(Extracted records)
=====
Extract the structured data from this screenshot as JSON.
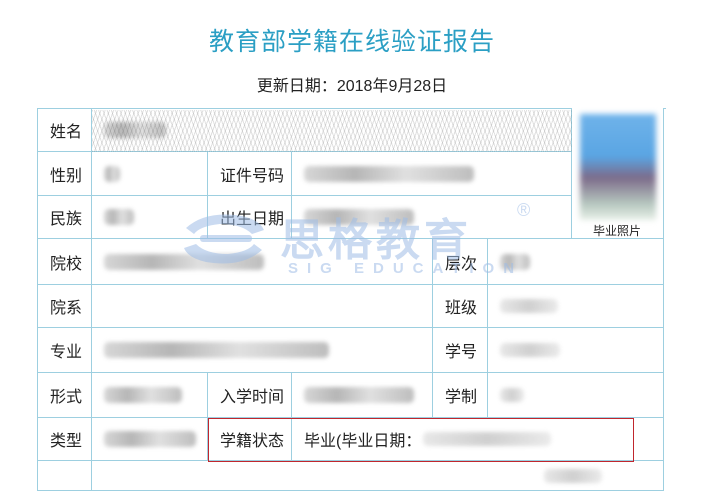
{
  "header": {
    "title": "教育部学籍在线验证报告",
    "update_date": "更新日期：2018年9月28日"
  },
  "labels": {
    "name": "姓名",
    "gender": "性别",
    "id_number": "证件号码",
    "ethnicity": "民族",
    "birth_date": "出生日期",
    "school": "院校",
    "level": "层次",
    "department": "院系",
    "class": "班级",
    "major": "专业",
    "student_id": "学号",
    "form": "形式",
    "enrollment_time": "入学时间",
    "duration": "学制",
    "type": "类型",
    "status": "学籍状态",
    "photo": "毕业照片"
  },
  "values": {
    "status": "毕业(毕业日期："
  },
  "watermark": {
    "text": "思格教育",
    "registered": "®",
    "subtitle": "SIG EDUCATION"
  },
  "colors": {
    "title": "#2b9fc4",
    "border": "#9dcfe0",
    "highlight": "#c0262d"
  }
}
=====
> EXERCISE GOAL: Copy out all the records exactly, excluding pictures.

> ANSWER TO THE EXERCISE:
Extract the structured data from this screenshot as JSON.
{
  "header": {
    "title": "教育部学籍在线验证报告",
    "update_date": "更新日期：2018年9月28日"
  },
  "labels": {
    "name": "姓名",
    "gender": "性别",
    "id_number": "证件号码",
    "ethnicity": "民族",
    "birth_date": "出生日期",
    "school": "院校",
    "level": "层次",
    "department": "院系",
    "class": "班级",
    "major": "专业",
    "student_id": "学号",
    "form": "形式",
    "enrollment_time": "入学时间",
    "duration": "学制",
    "type": "类型",
    "status": "学籍状态",
    "photo": "毕业照片"
  },
  "values": {
    "status": "毕业(毕业日期："
  },
  "watermark": {
    "text": "思格教育",
    "registered": "®",
    "subtitle": "SIG EDUCATION"
  },
  "colors": {
    "title": "#2b9fc4",
    "border": "#9dcfe0",
    "highlight": "#c0262d"
  }
}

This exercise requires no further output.